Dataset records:
%%
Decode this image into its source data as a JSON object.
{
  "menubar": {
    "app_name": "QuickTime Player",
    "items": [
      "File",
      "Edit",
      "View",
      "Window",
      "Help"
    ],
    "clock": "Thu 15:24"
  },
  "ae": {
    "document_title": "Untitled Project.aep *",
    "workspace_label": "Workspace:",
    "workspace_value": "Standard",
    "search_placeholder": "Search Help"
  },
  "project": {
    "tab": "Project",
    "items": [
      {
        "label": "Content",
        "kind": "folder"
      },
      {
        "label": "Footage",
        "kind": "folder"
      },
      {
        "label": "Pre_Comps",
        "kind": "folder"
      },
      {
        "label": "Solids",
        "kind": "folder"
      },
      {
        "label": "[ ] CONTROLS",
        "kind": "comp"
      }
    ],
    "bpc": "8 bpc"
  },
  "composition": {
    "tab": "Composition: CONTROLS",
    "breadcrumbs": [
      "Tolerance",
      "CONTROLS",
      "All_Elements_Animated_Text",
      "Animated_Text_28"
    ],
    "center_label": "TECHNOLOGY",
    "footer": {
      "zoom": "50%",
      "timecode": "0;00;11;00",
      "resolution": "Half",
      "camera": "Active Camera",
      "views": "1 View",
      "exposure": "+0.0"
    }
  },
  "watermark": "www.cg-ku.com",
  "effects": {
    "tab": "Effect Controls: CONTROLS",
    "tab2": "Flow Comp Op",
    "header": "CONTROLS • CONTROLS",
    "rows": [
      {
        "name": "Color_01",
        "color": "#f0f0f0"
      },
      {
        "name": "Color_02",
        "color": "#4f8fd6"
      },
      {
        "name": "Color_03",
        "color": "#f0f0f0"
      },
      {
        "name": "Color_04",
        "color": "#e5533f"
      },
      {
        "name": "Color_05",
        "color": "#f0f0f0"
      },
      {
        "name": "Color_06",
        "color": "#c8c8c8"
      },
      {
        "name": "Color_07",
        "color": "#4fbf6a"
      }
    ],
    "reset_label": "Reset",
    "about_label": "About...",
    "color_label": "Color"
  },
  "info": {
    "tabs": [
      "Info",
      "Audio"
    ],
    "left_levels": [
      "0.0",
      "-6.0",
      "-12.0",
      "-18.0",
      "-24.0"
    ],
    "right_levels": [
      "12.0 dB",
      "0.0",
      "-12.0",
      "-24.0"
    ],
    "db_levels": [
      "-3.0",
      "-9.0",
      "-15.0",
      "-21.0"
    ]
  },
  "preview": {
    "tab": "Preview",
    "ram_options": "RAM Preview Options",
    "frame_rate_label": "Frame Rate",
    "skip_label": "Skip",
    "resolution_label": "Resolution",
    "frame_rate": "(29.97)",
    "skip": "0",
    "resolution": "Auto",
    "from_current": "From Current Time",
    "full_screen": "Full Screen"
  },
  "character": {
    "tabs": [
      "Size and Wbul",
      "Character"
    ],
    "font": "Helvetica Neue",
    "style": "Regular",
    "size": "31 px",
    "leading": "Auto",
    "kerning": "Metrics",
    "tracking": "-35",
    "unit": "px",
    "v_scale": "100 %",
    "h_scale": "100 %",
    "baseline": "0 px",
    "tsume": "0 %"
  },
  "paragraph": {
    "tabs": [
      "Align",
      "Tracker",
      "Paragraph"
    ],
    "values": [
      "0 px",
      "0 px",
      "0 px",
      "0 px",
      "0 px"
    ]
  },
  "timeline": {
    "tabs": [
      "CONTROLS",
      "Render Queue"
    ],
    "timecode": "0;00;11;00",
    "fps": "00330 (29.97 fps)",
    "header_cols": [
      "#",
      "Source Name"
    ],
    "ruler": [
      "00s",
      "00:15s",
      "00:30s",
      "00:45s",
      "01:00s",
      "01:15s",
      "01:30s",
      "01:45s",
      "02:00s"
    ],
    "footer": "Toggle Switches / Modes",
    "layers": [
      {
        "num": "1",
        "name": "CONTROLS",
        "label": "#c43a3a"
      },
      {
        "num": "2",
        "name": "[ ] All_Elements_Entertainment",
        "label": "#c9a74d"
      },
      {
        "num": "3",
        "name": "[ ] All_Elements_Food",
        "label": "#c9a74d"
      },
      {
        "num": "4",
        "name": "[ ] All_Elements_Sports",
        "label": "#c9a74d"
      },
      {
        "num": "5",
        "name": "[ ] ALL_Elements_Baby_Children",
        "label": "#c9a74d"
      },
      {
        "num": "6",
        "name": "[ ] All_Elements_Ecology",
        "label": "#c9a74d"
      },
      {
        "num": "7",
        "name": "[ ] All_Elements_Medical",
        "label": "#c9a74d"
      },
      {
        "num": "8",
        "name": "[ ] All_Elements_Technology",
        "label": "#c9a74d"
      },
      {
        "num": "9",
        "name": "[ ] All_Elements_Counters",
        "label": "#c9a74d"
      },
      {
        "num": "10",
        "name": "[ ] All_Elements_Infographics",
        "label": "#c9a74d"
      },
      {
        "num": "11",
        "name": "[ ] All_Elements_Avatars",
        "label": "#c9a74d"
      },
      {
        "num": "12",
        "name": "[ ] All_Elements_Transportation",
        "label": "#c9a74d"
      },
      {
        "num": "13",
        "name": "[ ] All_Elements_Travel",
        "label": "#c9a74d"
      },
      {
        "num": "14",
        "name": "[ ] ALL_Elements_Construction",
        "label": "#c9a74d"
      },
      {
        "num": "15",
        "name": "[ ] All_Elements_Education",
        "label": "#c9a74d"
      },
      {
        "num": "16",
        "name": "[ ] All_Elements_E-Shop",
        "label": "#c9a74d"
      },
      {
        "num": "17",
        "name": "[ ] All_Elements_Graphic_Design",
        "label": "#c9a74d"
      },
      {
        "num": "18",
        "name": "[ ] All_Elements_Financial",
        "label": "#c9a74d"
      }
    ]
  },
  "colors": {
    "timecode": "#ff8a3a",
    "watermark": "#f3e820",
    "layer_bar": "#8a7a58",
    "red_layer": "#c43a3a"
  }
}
%%
The string "timecode" may appear in lines of the listing above; tally those lines and give the number only.

3